- **RECORDS TO PROCESS**
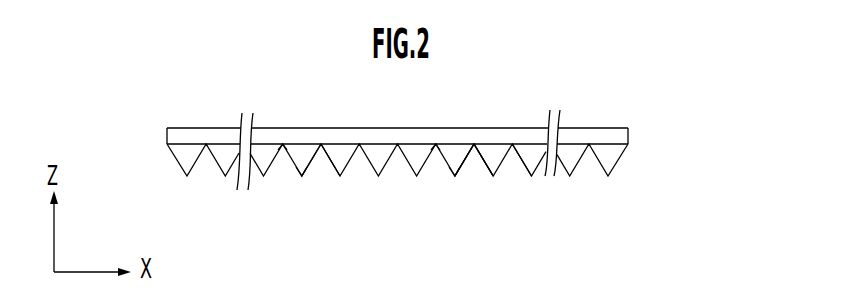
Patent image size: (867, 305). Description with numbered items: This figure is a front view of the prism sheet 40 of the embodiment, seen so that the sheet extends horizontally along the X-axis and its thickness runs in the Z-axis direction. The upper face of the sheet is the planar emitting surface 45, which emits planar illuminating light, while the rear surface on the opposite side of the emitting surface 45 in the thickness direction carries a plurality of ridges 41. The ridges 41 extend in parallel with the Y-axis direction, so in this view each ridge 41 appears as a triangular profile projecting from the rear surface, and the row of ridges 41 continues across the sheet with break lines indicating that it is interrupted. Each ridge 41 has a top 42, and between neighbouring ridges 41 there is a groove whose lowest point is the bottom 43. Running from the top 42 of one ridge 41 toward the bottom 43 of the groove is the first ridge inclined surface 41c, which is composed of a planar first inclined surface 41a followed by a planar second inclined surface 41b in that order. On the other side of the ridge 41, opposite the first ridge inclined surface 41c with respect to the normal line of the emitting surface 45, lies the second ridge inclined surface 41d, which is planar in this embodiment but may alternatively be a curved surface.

The prism sheet 40 is at (455, 166).
The ridge 41 is at (217, 160).
The first inclined surface 41a is at (467, 160).
The second inclined surface 41b is at (479, 158).
The first ridge inclined surface 41c is at (310, 168).
The second ridge inclined surface 41d is at (292, 158).
The top 42 is at (299, 177).
The bottom 43 is at (328, 156).
The emitting surface 45 is at (502, 128).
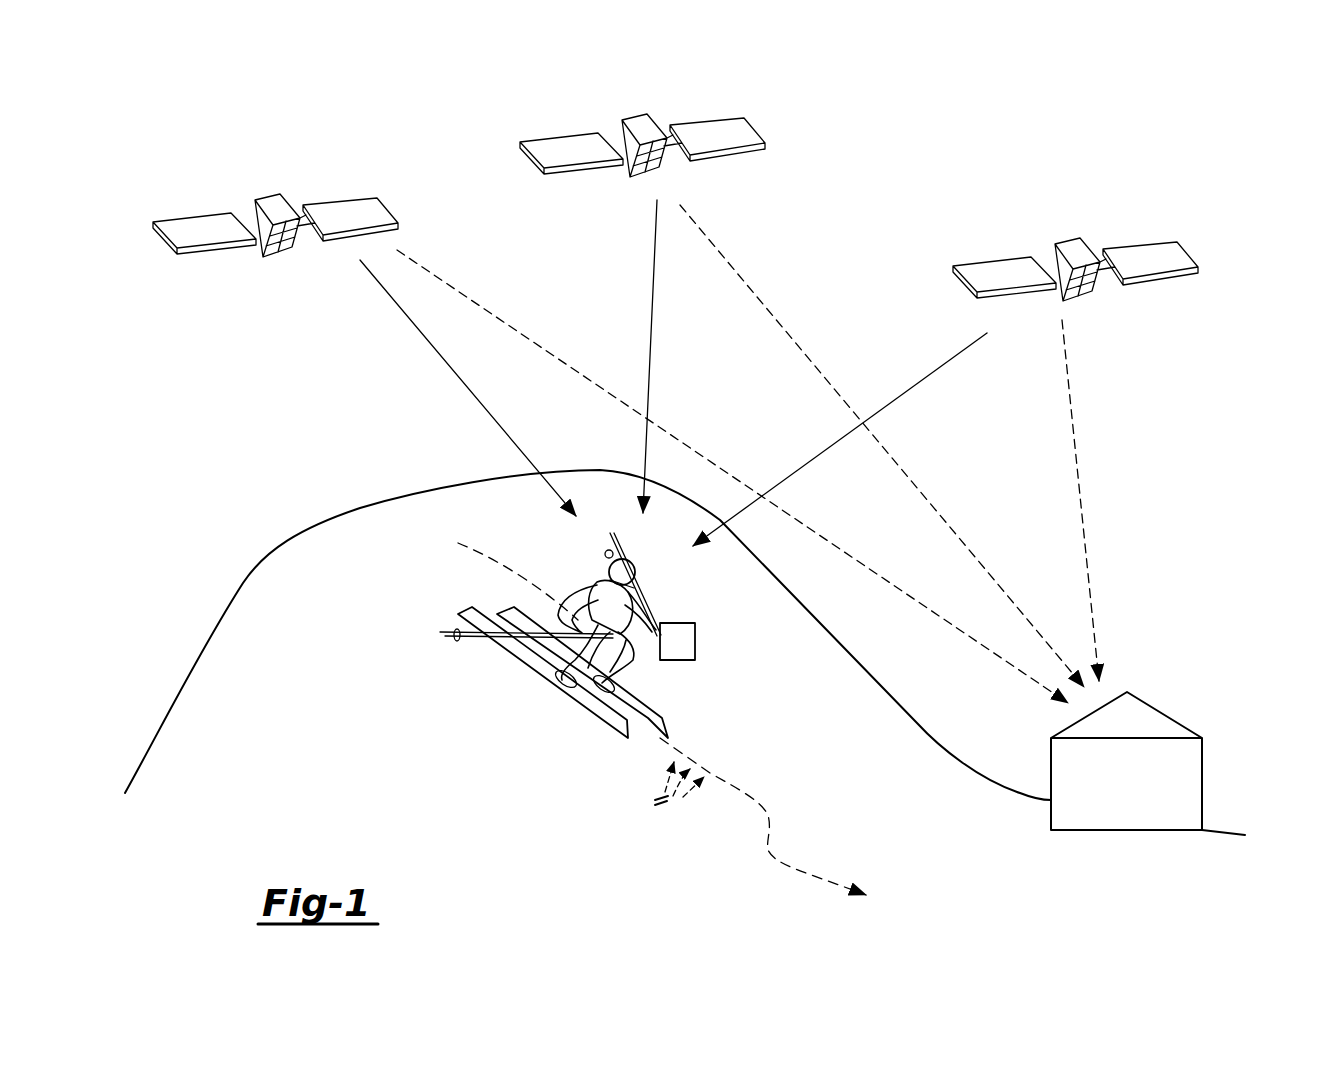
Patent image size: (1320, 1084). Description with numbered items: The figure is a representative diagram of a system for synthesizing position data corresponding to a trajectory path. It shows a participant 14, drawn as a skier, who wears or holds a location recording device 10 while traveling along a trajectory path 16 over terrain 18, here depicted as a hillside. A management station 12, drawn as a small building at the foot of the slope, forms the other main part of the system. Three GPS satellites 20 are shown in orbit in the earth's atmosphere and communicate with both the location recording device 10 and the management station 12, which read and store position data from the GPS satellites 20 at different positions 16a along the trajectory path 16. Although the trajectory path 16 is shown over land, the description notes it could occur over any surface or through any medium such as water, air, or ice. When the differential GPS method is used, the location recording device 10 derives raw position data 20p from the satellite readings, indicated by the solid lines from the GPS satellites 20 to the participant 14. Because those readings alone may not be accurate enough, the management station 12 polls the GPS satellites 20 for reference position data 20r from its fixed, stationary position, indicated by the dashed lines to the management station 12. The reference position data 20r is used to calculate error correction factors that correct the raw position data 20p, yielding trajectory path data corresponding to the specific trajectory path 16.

The location recording device 10 is at (697, 642).
The management station 12 is at (1140, 802).
The participant 14 is at (577, 657).
The trajectory path 16 is at (758, 854).
The positions 16a is at (668, 799).
The terrain 18 is at (312, 679).
The GPS satellites 20 is at (560, 133).
The raw position data 20p is at (400, 312).
The reference position data 20r is at (773, 313).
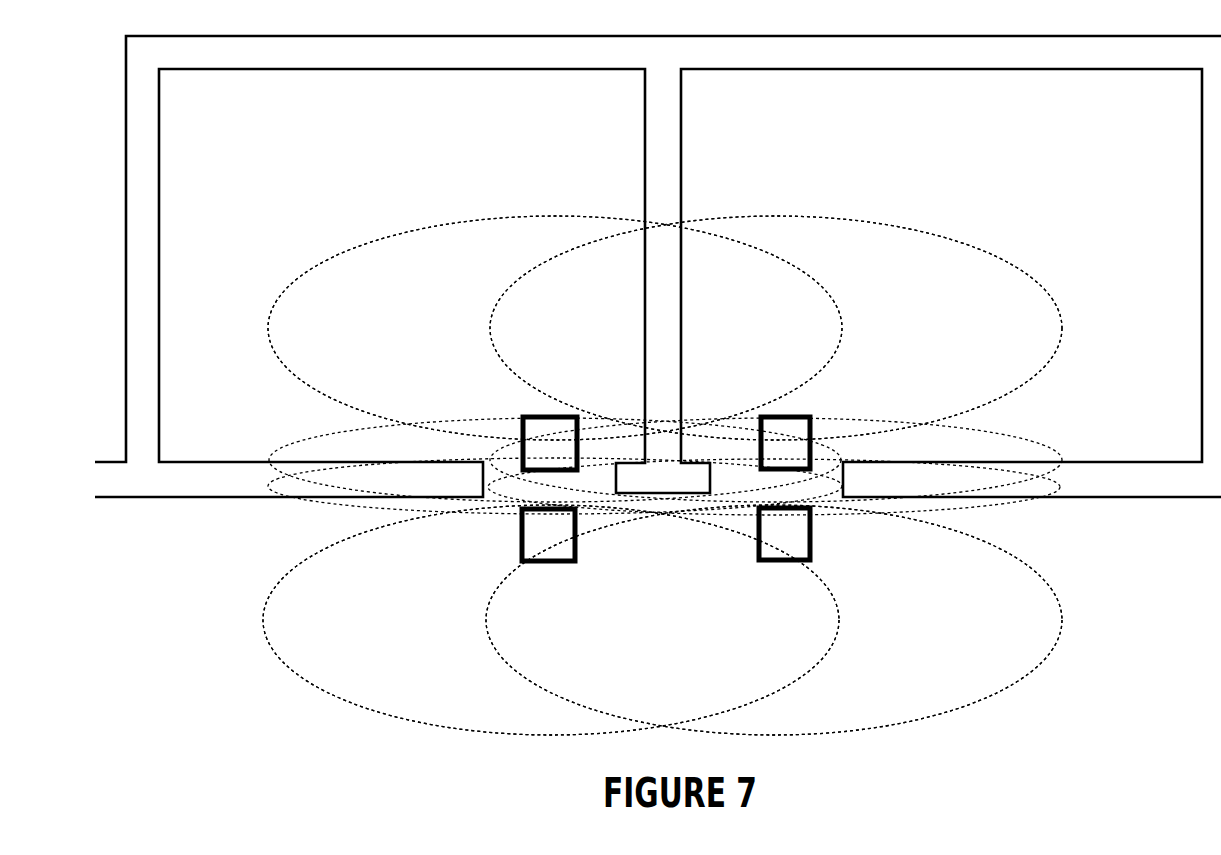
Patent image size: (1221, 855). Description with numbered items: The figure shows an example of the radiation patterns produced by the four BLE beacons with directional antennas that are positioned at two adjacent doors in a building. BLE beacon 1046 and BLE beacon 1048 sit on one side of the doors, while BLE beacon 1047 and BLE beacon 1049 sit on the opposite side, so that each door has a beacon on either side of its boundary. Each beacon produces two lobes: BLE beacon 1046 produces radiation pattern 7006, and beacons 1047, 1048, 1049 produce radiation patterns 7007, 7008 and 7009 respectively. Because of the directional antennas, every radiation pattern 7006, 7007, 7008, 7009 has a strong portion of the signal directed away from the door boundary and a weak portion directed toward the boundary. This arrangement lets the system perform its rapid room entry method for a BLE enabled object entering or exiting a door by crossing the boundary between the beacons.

The BLE beacon 1046 is at (555, 359).
The BLE beacon 1047 is at (552, 596).
The BLE beacon 1048 is at (776, 359).
The BLE beacon 1049 is at (774, 597).
The radiation pattern 7006 is at (312, 437).
The radiation pattern 7007 is at (265, 620).
The radiation pattern 7008 is at (968, 432).
The radiation pattern 7009 is at (1002, 570).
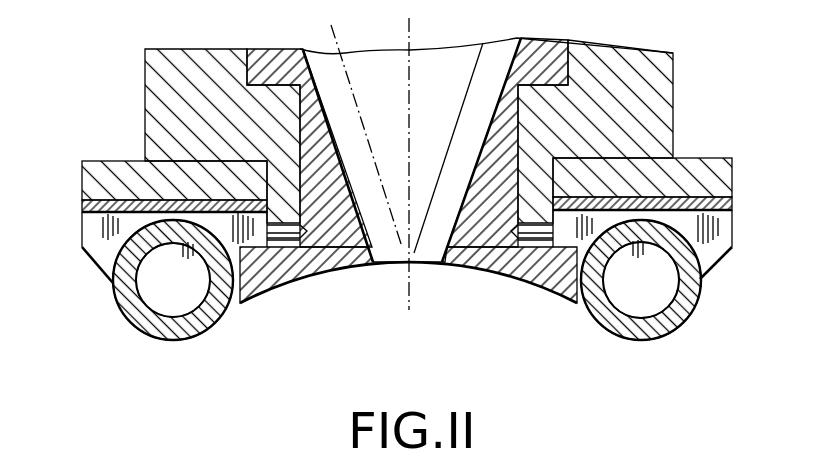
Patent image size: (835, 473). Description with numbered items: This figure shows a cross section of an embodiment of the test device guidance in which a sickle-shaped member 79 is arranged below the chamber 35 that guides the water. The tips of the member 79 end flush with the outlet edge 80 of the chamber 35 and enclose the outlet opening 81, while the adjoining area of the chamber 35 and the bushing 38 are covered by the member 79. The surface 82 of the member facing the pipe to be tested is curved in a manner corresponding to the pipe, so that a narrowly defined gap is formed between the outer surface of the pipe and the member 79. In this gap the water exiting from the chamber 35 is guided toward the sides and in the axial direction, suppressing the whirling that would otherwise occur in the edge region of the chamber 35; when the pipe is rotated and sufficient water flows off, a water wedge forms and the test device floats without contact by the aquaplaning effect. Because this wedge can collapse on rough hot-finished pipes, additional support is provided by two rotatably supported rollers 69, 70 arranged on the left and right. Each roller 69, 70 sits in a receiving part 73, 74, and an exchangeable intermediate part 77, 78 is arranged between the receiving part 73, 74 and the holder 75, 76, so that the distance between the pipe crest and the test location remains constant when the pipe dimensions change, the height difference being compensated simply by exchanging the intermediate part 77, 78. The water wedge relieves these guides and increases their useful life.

The chamber 35 is at (550, 65).
The bushing 38 is at (662, 118).
The roller 69 is at (123, 312).
The roller 70 is at (673, 330).
The receiving part 73 is at (107, 240).
The receiving part 74 is at (722, 235).
The holder 75 is at (95, 172).
The holder 76 is at (733, 165).
The exchangeable intermediate part 77 is at (85, 210).
The exchangeable intermediate part 78 is at (733, 203).
The sickle-shaped member 79 is at (290, 282).
The outlet edge 80 is at (372, 263).
The outlet opening 81 is at (432, 265).
The surface 82 is at (253, 300).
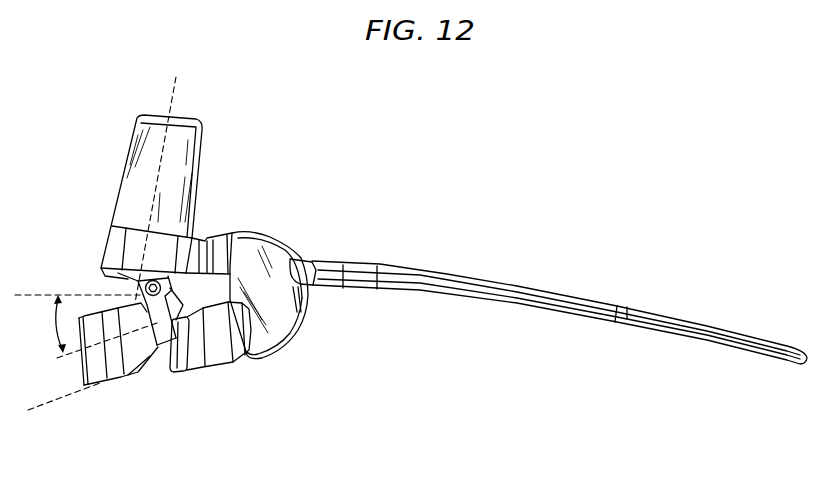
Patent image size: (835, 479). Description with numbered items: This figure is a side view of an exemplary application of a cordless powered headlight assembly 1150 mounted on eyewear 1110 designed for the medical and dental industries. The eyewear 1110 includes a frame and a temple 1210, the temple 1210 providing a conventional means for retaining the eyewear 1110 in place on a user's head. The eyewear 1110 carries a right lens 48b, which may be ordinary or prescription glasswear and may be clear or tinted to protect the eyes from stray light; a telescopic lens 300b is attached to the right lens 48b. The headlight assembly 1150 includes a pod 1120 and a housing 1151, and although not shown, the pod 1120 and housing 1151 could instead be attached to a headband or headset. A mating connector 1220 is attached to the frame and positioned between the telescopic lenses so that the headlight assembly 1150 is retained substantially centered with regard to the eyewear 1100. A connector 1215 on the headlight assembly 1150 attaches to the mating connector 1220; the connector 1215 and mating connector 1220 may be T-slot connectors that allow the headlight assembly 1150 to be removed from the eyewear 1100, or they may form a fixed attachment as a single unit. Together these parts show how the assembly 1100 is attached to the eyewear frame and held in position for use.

The eyewear 1100 is at (208, 90).
The cordless powered headlight assembly 1150 is at (131, 110).
The pod 1120 is at (186, 157).
The housing 1151 is at (98, 388).
The telescopic lens 300b is at (181, 371).
The connector 1215 is at (190, 247).
The mating connector 1220 is at (220, 250).
The eyewear 1110 is at (287, 343).
The right lens 48b is at (283, 310).
The temple 1210 is at (517, 287).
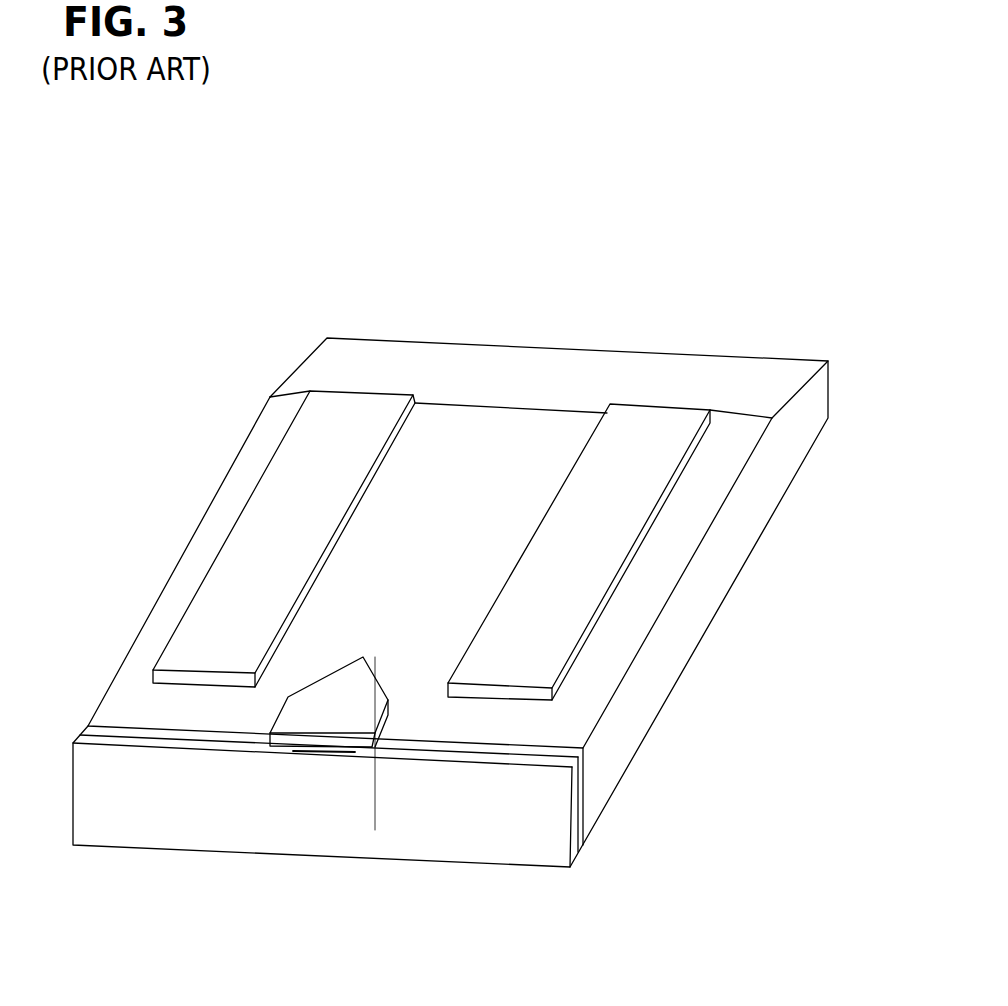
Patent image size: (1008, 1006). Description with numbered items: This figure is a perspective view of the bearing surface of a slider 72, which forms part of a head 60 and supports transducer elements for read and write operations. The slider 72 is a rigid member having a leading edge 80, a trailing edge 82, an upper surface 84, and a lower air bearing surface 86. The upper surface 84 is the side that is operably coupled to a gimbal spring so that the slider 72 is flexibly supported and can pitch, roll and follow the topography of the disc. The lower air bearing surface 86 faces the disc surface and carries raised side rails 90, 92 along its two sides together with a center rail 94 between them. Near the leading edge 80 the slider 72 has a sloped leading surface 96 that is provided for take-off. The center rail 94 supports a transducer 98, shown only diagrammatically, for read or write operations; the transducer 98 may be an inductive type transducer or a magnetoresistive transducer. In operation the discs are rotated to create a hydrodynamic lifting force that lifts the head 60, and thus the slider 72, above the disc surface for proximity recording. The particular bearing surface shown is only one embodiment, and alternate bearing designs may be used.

The head 60 is at (800, 218).
The slider 72 is at (535, 347).
The leading edge 80 is at (727, 353).
The trailing edge 82 is at (398, 744).
The upper surface 84 is at (688, 662).
The lower air bearing surface 86 is at (635, 448).
The side rail 90 is at (300, 550).
The side rail 92 is at (535, 532).
The center rail 94 is at (337, 692).
The sloped leading surface 96 is at (587, 393).
The transducer 98 is at (293, 752).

- **YOUR INSTRUCTIONS**
Return, without any change, the lines from the one containing "Patent image size: (1320, 1084)." through the one containing "The positions 16a is at (668, 799)." in the records above, including both of those lines.

- **SOLUTION TO THIS EXERCISE**
Patent image size: (1320, 1084). Description with numbered items: The figure is a representative diagram of a system for synthesizing position data corresponding to a trajectory path. It shows a participant 14, drawn as a skier, who wears or holds a location recording device 10 while traveling along a trajectory path 16 over terrain 18, here depicted as a hillside. A management station 12, drawn as a small building at the foot of the slope, forms the other main part of the system. Three GPS satellites 20 are shown in orbit in the earth's atmosphere and communicate with both the location recording device 10 and the management station 12, which read and store position data from the GPS satellites 20 at different positions 16a along the trajectory path 16. Although the trajectory path 16 is shown over land, the description notes it could occur over any surface or through any medium such as water, air, or ice. When the differential GPS method is used, the location recording device 10 derives raw position data 20p from the satellite readings, indicated by the solid lines from the GPS satellites 20 to the participant 14. Because those readings alone may not be accurate enough, the management station 12 polls the GPS satellites 20 for reference position data 20r from its fixed, stationary position, indicated by the dashed lines to the management station 12. The reference position data 20r is used to calculate error correction factors that correct the raw position data 20p, yielding trajectory path data corresponding to the specific trajectory path 16.

The location recording device 10 is at (697, 642).
The management station 12 is at (1140, 802).
The participant 14 is at (577, 657).
The trajectory path 16 is at (758, 854).
The positions 16a is at (668, 799).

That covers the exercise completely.